* _What to produce_
Report each line of the data that includes the word "title".

* _Extracted material_
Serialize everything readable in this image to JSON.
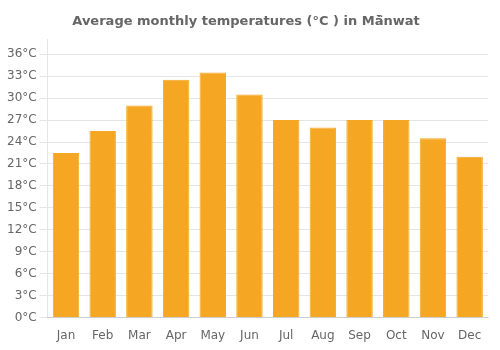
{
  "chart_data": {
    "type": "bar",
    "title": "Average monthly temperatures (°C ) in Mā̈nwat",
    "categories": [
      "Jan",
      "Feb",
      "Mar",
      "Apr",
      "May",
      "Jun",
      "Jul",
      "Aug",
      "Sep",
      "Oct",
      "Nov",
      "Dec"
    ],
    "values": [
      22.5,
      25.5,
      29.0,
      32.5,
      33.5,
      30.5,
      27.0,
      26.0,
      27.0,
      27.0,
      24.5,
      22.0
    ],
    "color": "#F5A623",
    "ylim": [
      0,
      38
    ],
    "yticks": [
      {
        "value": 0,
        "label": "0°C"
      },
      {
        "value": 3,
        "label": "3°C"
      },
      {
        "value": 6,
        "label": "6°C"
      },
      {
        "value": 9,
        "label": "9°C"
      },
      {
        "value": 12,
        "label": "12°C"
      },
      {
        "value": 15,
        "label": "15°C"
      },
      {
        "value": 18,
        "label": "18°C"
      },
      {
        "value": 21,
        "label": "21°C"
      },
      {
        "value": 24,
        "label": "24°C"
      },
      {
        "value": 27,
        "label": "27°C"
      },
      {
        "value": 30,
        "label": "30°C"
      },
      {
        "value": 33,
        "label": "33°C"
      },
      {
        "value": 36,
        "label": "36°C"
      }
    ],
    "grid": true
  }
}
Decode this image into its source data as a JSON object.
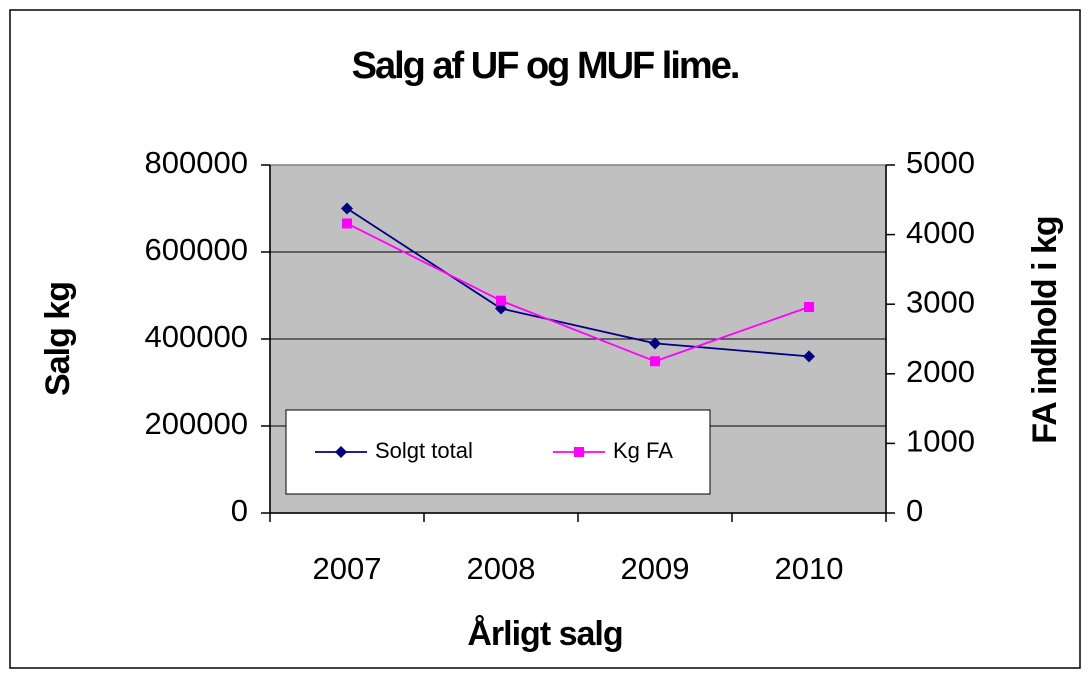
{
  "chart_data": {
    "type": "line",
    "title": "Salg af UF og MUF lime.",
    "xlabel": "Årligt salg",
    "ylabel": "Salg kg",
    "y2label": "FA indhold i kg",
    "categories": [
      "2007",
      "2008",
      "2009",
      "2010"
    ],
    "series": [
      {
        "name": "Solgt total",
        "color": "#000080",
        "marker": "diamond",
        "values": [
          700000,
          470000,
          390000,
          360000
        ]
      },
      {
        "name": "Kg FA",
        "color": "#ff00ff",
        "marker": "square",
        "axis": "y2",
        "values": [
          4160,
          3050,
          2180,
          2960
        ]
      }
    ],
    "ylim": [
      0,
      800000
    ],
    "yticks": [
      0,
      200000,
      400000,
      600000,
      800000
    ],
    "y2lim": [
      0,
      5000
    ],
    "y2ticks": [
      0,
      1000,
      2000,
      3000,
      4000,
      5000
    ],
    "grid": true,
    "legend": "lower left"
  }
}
* * *
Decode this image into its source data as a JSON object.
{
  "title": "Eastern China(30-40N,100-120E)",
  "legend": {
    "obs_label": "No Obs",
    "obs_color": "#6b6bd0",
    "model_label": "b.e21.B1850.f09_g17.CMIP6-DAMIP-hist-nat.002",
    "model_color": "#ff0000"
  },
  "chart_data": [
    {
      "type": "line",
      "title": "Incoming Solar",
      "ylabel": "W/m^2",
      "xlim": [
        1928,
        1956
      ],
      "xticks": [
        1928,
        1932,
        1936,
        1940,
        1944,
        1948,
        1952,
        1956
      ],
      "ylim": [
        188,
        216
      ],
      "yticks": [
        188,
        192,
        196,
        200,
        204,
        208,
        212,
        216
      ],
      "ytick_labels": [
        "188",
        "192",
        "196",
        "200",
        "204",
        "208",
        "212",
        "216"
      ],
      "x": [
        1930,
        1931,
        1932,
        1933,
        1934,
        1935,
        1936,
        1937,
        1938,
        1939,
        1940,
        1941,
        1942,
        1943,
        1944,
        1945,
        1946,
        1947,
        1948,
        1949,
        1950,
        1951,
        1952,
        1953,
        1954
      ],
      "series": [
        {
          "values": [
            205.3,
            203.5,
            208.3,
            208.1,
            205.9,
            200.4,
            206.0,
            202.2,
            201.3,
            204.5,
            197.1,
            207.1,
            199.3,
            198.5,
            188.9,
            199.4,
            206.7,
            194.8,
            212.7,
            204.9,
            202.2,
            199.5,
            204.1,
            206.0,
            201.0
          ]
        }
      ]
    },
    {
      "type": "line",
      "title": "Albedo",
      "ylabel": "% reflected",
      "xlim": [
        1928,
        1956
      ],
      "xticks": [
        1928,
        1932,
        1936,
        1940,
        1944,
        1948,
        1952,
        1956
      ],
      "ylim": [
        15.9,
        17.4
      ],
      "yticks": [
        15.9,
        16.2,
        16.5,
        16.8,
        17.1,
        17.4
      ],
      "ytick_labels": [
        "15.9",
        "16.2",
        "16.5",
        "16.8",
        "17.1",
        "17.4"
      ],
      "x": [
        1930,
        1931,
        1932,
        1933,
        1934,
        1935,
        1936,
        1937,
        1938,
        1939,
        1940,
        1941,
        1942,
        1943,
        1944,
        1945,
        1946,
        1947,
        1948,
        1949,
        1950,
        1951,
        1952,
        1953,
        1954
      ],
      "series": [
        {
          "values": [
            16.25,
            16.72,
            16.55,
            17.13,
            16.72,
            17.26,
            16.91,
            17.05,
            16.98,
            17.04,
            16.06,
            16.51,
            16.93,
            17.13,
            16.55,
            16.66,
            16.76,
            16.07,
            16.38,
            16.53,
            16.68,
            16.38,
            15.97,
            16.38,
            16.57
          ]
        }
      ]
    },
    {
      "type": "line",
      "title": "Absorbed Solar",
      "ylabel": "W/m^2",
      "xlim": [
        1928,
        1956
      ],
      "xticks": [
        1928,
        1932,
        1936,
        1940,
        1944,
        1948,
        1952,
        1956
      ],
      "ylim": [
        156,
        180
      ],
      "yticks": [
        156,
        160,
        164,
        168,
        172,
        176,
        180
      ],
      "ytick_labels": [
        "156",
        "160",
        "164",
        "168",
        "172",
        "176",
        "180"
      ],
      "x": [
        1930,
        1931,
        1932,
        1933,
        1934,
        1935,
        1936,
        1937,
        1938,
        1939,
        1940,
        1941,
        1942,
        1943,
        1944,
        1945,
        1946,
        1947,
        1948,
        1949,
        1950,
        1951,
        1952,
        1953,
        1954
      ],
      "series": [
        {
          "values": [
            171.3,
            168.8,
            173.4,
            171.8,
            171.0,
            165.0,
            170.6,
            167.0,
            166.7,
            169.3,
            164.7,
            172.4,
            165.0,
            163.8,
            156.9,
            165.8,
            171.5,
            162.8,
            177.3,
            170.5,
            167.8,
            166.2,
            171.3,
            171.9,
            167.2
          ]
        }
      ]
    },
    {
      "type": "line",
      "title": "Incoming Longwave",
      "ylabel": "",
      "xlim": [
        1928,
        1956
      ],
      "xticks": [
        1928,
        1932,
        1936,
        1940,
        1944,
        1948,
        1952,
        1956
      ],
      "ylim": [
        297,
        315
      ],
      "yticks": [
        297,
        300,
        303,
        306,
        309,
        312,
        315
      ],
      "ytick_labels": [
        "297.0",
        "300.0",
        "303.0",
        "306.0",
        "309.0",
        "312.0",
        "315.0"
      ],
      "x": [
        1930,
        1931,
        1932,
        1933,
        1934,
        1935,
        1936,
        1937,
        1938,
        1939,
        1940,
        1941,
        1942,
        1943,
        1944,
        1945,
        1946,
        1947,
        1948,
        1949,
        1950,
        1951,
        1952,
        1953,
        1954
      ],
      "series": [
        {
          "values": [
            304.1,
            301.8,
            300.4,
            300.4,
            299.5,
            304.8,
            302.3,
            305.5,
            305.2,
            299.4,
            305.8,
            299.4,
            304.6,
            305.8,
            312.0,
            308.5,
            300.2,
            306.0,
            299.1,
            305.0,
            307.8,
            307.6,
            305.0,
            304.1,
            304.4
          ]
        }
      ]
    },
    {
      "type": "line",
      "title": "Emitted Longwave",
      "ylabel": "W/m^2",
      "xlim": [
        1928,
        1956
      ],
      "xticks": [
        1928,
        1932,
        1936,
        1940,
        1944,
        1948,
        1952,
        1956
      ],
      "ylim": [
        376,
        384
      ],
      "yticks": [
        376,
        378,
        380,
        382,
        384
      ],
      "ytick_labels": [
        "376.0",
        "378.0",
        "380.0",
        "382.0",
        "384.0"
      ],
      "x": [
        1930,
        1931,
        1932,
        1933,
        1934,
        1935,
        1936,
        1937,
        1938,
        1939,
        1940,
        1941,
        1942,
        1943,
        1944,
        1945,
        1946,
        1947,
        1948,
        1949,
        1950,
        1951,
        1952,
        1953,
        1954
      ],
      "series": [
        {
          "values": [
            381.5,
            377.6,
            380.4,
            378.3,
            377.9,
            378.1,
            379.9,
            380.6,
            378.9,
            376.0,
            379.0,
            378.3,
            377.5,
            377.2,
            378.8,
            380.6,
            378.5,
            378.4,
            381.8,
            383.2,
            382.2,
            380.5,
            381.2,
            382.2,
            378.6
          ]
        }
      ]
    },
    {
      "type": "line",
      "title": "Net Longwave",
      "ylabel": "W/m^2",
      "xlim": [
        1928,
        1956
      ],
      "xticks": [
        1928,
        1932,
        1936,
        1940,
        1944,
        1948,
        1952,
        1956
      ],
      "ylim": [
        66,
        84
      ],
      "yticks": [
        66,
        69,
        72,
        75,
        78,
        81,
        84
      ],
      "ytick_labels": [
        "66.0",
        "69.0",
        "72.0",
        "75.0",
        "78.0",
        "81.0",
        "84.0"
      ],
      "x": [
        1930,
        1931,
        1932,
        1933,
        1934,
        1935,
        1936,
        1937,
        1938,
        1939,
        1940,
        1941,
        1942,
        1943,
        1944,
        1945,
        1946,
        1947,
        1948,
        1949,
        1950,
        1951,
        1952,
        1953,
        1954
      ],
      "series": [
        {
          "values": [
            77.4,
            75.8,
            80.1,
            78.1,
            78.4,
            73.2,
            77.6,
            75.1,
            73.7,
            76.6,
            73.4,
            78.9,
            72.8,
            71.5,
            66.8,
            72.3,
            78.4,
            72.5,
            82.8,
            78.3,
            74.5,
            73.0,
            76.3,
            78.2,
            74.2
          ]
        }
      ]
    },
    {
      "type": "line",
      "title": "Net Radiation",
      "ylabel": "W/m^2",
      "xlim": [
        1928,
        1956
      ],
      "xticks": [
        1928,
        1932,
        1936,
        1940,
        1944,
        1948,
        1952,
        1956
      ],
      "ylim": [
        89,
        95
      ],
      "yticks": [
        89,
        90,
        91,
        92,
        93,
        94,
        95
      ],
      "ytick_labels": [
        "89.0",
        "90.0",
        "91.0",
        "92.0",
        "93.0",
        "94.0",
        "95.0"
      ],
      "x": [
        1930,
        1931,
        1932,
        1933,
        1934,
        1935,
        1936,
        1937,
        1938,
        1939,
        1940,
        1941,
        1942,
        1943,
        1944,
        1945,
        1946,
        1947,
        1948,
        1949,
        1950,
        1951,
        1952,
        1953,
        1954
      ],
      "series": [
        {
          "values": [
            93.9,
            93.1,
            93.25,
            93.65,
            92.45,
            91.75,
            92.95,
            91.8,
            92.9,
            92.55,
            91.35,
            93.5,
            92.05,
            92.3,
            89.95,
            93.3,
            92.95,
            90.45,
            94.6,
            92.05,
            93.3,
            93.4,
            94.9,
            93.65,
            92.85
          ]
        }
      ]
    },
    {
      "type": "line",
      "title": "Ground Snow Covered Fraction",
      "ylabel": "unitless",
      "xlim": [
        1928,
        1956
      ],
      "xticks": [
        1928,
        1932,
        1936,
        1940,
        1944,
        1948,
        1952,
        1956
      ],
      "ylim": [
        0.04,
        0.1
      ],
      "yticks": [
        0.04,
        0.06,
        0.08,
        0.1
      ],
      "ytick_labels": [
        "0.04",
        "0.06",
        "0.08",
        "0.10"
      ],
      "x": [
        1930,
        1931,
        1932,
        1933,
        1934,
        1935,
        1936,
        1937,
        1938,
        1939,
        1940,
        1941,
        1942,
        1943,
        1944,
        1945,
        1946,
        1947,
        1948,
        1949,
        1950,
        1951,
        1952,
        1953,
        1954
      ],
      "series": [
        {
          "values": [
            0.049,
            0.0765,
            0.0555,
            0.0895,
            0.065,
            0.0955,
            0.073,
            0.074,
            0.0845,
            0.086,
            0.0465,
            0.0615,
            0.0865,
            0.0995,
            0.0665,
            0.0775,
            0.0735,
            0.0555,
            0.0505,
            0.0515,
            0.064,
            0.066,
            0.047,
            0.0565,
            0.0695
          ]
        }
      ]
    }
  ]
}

* _Result below_
    "title": "Average monthly temperatures (°C ) in Mā̈nwat",
    "title": "Salg af UF og MUF lime.",
  "title": "Eastern China(30-40N,100-120E)",
      "title": "Incoming Solar",
      "title": "Albedo",
      "title": "Absorbed Solar",
      "title": "Incoming Longwave",
      "title": "Emitted Longwave",
      "title": "Net Longwave",
      "title": "Net Radiation",
      "title": "Ground Snow Covered Fraction",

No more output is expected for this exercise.